→ **To do**
Find every line containing the word "平仓盈亏" in the records below; report only how many there are.

→ **Dataset records**
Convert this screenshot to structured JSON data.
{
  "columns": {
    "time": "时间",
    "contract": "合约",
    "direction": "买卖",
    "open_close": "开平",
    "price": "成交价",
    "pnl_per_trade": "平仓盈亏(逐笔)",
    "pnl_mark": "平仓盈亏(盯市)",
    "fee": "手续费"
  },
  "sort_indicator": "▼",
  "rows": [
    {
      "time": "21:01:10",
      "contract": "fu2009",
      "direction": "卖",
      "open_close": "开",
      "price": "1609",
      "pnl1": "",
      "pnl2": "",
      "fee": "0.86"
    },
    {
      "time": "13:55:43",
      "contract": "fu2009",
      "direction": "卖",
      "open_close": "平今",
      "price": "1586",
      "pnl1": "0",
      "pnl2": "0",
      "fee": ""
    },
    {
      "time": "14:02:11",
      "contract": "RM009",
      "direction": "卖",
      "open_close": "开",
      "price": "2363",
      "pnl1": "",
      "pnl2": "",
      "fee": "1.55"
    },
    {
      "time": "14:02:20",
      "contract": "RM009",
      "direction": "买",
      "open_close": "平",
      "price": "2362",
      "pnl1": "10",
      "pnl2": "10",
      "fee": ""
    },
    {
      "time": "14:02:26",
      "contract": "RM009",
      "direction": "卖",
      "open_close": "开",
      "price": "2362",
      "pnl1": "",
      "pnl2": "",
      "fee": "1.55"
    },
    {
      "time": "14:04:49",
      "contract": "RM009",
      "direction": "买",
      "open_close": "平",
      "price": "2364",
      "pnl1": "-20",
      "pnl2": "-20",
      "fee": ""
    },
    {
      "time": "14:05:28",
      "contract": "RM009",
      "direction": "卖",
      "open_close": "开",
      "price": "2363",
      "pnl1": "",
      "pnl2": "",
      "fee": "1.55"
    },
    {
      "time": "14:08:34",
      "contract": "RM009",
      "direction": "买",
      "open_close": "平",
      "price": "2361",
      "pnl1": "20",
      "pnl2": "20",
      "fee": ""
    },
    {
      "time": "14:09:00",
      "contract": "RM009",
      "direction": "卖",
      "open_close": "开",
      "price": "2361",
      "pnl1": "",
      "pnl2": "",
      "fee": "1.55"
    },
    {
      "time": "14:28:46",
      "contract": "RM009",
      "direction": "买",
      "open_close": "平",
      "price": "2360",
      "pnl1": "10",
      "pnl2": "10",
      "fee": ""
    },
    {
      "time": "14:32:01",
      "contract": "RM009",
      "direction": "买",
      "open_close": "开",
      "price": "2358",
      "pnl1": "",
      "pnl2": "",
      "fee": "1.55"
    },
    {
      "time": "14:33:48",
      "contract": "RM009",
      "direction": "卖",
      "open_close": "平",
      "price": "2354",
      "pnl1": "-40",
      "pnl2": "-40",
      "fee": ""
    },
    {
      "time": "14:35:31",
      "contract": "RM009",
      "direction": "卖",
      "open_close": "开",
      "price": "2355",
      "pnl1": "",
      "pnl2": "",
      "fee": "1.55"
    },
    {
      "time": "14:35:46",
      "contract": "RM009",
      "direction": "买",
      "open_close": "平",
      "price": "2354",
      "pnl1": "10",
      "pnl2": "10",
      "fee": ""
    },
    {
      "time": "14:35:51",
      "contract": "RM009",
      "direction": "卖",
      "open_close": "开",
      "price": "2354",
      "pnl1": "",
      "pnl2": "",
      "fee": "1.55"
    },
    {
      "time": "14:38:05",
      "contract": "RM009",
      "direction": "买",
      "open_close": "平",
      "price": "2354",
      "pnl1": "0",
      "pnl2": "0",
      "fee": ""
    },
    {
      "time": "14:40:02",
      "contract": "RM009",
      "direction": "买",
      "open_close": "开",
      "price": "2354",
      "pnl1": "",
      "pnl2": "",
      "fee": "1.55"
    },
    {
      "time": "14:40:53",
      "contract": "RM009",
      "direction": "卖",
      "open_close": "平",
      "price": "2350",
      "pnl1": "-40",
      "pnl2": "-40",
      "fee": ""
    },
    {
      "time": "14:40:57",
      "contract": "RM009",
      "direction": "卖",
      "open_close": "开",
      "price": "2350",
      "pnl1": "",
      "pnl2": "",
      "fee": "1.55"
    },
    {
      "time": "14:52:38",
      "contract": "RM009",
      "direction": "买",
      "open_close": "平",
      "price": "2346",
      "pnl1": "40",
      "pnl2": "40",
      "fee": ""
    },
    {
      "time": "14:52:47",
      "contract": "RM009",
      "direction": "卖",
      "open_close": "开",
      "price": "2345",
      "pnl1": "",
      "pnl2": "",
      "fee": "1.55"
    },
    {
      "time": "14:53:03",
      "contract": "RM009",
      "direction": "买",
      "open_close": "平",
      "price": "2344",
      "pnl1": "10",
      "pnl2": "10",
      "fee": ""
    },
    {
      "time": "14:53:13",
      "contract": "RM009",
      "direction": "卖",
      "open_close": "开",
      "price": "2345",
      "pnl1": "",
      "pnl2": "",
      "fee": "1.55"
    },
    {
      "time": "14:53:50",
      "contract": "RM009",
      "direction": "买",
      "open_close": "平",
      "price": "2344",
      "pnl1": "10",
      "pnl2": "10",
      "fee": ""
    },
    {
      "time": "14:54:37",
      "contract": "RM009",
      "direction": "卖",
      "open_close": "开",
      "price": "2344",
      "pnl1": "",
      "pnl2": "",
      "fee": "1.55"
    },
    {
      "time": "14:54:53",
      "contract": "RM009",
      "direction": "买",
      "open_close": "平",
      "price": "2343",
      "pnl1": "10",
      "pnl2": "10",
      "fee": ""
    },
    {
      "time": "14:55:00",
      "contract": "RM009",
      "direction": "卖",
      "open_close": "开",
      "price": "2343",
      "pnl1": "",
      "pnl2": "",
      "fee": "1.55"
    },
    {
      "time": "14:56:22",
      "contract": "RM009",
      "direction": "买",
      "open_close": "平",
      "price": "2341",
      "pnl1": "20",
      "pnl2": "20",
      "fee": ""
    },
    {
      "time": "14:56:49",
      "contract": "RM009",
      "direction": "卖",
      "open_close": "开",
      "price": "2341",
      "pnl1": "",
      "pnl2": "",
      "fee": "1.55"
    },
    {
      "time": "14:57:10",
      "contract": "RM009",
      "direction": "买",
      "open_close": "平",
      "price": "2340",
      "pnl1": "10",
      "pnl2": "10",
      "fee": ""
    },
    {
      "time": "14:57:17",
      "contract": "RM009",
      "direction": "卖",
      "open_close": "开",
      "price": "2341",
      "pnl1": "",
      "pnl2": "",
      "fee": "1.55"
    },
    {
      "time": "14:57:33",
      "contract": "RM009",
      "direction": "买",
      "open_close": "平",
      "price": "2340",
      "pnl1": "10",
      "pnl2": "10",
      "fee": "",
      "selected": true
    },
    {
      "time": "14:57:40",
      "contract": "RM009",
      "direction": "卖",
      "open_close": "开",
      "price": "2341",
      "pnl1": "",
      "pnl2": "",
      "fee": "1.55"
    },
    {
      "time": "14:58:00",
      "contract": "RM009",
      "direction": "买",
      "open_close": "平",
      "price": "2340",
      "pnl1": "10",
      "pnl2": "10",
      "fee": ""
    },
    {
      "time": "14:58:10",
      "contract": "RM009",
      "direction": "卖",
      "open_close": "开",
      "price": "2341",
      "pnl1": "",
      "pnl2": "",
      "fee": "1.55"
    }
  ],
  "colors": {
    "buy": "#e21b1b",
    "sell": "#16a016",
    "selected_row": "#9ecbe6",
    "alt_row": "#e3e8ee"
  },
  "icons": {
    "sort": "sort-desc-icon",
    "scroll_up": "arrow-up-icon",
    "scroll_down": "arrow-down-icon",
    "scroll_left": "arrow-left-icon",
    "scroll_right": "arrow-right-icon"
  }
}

→ **Task solution**
2